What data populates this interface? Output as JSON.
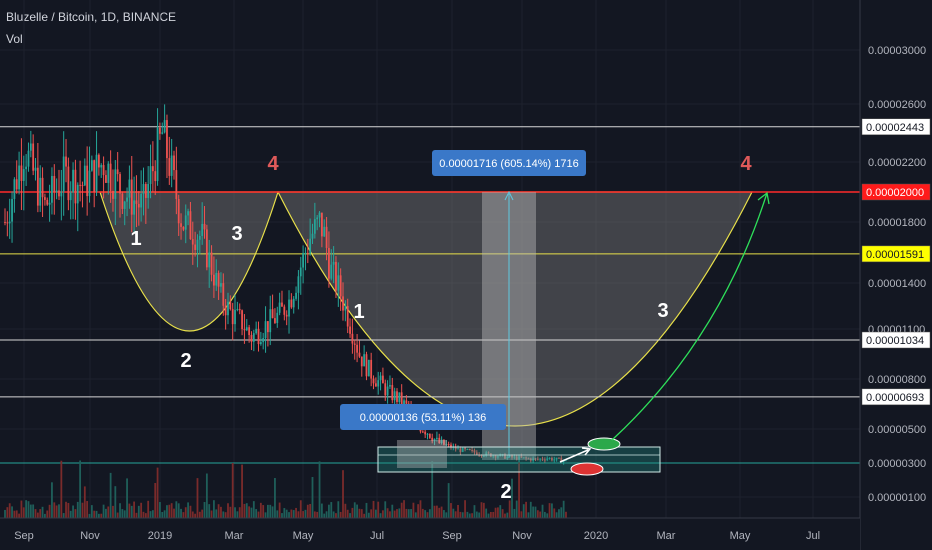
{
  "header": {
    "title": "Bluzelle / Bitcoin, 1D, BINANCE",
    "volume_label": "Vol"
  },
  "colors": {
    "background": "#131722",
    "up": "#26a69a",
    "down": "#ef5350",
    "cup_fill": "#7a7a7a",
    "cup_line": "#e8e04a",
    "resistance": "#ff2a2a",
    "level_591": "#e8e04a",
    "measure_box": "#3a78c8",
    "annotation_red": "#e05a5a"
  },
  "chart_data": {
    "type": "candlestick",
    "symbol": "Bluzelle / Bitcoin",
    "interval": "1D",
    "exchange": "BINANCE",
    "y_axis": {
      "ticks": [
        "0.00003000",
        "0.00002600",
        "0.00002200",
        "0.00001800",
        "0.00001400",
        "0.00001100",
        "0.00000800",
        "0.00000500",
        "0.00000300",
        "0.00000100"
      ],
      "tick_values": [
        3000,
        2600,
        2200,
        1800,
        1400,
        1100,
        800,
        500,
        300,
        100
      ],
      "scale": "log",
      "unit_note": "values in satoshis x 1e-8"
    },
    "x_axis": {
      "ticks": [
        "Sep",
        "Nov",
        "2019",
        "Mar",
        "May",
        "Jul",
        "Sep",
        "Nov",
        "2020",
        "Mar",
        "May",
        "Jul"
      ]
    },
    "horizontal_levels": [
      {
        "label": "0.00002443",
        "value": 2443,
        "line": "white",
        "label_style": "white"
      },
      {
        "label": "0.00002000",
        "value": 2000,
        "line": "red",
        "label_style": "red"
      },
      {
        "label": "0.00001591",
        "value": 1591,
        "line": "yellow",
        "label_style": "yellow"
      },
      {
        "label": "0.00001034",
        "value": 1034,
        "line": "white",
        "label_style": "white"
      },
      {
        "label": "0.00000693",
        "value": 693,
        "line": "white",
        "label_style": "white"
      },
      {
        "label": "",
        "value": 300,
        "line": "green",
        "label_style": "none"
      }
    ],
    "measurements": [
      {
        "text": "0.00001716 (605.14%) 1716"
      },
      {
        "text": "0.00000136 (53.11%) 136"
      }
    ],
    "pattern_labels": [
      {
        "text": "4",
        "color": "red"
      },
      {
        "text": "1",
        "color": "white"
      },
      {
        "text": "3",
        "color": "white"
      },
      {
        "text": "2",
        "color": "white"
      },
      {
        "text": "4",
        "color": "red"
      },
      {
        "text": "1",
        "color": "white"
      },
      {
        "text": "3",
        "color": "white"
      },
      {
        "text": "2",
        "color": "white"
      }
    ],
    "price_path": [
      [
        0,
        1800
      ],
      [
        4,
        2300
      ],
      [
        8,
        1900
      ],
      [
        12,
        2100
      ],
      [
        16,
        2050
      ],
      [
        20,
        2200
      ],
      [
        24,
        2000
      ],
      [
        28,
        1900
      ],
      [
        32,
        2400
      ],
      [
        36,
        1800
      ],
      [
        40,
        1700
      ],
      [
        42,
        1500
      ],
      [
        44,
        1300
      ],
      [
        46,
        1200
      ],
      [
        48,
        1150
      ],
      [
        50,
        1050
      ],
      [
        52,
        1100
      ],
      [
        54,
        1150
      ],
      [
        56,
        1200
      ],
      [
        58,
        1300
      ],
      [
        60,
        1500
      ],
      [
        62,
        1700
      ],
      [
        64,
        1800
      ],
      [
        65,
        1700
      ],
      [
        66,
        1500
      ],
      [
        68,
        1350
      ],
      [
        70,
        1150
      ],
      [
        72,
        950
      ],
      [
        74,
        850
      ],
      [
        76,
        780
      ],
      [
        78,
        720
      ],
      [
        80,
        680
      ],
      [
        82,
        620
      ],
      [
        84,
        520
      ],
      [
        86,
        480
      ],
      [
        88,
        420
      ],
      [
        90,
        400
      ],
      [
        92,
        380
      ],
      [
        94,
        370
      ],
      [
        96,
        360
      ],
      [
        98,
        350
      ],
      [
        100,
        345
      ],
      [
        102,
        335
      ],
      [
        104,
        330
      ],
      [
        106,
        325
      ],
      [
        108,
        320
      ],
      [
        110,
        330
      ],
      [
        112,
        320
      ],
      [
        114,
        315
      ]
    ]
  }
}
== == ==
▸ WHAT IS NEEDED
Say only how many lines in the records carry the word "Bluzelle".

▸ RESULT
2